STATED EXERCISE: Filter the records below down to lines containing "Fingers".

EXCERPTED DATA:
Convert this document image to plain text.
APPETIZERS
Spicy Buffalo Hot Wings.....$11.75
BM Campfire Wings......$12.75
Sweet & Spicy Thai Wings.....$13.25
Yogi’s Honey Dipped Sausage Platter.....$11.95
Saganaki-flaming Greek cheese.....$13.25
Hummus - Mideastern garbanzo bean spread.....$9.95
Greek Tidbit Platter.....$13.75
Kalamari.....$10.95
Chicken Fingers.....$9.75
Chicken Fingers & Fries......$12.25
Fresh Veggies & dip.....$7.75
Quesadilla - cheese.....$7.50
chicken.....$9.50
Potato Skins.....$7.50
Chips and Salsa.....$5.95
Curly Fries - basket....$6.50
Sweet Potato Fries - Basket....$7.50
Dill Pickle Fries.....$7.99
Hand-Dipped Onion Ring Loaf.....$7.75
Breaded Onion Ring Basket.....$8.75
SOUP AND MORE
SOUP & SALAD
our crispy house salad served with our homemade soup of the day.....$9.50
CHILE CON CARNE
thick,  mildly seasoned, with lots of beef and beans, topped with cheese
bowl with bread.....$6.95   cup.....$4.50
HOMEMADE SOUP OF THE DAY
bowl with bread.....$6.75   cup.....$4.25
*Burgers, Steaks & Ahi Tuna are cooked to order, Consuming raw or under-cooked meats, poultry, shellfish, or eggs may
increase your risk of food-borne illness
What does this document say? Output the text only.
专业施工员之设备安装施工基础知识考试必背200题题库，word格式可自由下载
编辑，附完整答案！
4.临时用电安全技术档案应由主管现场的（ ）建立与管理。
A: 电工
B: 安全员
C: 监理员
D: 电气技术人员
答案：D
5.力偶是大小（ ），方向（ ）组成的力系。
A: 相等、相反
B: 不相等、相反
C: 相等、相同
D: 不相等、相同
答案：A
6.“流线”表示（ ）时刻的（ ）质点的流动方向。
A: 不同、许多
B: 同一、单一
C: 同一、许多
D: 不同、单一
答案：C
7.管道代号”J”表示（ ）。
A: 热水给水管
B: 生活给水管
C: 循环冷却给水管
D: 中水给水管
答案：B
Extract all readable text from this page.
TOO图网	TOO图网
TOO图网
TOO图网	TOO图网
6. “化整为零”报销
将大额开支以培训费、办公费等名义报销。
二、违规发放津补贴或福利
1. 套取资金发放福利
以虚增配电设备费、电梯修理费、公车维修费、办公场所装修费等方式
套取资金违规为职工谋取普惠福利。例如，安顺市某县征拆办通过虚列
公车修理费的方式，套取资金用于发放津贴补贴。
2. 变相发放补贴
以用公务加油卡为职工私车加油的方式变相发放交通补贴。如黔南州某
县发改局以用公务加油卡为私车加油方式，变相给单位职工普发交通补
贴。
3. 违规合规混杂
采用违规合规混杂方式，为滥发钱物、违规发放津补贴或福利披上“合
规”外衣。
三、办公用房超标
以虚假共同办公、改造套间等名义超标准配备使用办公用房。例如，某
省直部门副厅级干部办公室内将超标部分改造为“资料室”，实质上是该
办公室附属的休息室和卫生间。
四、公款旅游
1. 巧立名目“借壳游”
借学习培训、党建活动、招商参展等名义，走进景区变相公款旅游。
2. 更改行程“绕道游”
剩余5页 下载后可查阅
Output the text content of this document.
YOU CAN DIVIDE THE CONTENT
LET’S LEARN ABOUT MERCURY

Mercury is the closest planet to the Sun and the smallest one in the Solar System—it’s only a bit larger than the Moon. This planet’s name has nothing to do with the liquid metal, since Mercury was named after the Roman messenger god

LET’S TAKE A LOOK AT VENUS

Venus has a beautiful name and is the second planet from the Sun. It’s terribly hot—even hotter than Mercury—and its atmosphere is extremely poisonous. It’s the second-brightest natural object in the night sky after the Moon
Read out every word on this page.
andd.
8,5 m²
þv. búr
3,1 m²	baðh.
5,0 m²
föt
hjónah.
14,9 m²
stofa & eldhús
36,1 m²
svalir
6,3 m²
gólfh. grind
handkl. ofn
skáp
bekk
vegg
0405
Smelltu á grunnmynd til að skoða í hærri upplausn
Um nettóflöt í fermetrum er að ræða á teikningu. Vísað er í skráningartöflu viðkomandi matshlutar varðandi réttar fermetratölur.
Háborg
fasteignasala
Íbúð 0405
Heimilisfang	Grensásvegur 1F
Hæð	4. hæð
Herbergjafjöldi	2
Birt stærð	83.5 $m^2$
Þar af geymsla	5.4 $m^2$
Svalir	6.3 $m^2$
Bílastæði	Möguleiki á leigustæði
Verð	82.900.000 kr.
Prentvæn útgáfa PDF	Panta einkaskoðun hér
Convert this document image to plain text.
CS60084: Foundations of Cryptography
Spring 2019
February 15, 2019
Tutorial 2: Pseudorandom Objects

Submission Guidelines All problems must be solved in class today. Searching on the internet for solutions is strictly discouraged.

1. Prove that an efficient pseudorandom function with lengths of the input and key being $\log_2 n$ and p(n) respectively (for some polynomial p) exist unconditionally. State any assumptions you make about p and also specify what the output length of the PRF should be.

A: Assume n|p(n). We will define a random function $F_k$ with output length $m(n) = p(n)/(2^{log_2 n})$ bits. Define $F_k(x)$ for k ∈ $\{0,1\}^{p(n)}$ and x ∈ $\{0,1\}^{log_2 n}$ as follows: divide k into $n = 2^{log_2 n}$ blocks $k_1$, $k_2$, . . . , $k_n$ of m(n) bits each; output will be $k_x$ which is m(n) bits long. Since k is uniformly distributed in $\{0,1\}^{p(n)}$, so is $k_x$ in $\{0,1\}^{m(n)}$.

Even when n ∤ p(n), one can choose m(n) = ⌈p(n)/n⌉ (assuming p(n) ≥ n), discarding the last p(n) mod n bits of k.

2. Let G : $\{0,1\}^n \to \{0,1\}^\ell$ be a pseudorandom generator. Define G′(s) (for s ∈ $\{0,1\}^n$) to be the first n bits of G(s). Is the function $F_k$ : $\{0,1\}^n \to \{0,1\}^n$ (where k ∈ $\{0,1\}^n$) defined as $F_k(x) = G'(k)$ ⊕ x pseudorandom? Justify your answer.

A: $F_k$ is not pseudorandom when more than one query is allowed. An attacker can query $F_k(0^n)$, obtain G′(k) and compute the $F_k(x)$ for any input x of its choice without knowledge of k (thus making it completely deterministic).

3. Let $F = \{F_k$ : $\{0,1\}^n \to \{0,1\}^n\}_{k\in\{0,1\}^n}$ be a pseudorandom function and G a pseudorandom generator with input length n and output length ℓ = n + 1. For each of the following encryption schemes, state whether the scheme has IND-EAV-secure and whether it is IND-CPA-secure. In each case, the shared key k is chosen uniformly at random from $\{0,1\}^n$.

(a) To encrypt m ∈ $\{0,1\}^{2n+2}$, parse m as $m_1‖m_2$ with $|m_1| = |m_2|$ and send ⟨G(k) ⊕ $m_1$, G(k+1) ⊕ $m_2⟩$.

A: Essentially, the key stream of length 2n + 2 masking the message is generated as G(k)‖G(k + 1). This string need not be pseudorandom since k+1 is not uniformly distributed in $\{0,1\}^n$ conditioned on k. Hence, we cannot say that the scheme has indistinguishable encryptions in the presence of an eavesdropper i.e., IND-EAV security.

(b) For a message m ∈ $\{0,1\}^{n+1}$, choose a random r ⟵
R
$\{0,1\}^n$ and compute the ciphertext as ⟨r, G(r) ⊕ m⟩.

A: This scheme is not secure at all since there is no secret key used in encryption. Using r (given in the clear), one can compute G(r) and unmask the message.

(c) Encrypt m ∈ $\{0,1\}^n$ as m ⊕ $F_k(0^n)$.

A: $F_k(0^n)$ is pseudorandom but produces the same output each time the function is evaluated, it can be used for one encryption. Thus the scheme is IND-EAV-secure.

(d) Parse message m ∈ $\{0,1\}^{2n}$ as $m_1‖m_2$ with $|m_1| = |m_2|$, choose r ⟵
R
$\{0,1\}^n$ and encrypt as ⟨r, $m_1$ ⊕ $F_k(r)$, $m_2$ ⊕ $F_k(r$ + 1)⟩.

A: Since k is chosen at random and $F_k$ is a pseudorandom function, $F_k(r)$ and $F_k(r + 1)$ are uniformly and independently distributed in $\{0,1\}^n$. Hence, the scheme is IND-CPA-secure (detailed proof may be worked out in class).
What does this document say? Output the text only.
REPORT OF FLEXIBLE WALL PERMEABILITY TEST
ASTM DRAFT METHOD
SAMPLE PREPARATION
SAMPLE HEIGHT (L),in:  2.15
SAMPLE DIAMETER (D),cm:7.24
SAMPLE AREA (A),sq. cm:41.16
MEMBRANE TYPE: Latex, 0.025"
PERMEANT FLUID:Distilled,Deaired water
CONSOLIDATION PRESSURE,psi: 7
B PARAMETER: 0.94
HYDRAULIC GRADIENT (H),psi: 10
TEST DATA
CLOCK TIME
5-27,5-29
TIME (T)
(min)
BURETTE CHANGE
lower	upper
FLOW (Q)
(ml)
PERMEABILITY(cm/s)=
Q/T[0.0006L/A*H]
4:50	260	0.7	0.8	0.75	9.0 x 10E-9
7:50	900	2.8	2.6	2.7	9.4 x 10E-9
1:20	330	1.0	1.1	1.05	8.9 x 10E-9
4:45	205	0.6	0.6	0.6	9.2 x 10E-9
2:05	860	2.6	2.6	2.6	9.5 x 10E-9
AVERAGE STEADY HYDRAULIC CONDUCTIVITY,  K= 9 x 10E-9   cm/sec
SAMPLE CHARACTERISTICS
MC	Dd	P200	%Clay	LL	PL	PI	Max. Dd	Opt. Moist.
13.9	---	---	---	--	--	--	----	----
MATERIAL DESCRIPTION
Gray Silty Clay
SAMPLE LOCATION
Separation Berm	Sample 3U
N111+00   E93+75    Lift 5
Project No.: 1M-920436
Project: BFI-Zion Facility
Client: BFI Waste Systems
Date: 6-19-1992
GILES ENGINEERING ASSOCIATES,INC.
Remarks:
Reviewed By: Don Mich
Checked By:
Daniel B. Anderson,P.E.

ANSWER IN FULL:
Chicken Fingers.....$9.75
Chicken Fingers & Fries......$12.25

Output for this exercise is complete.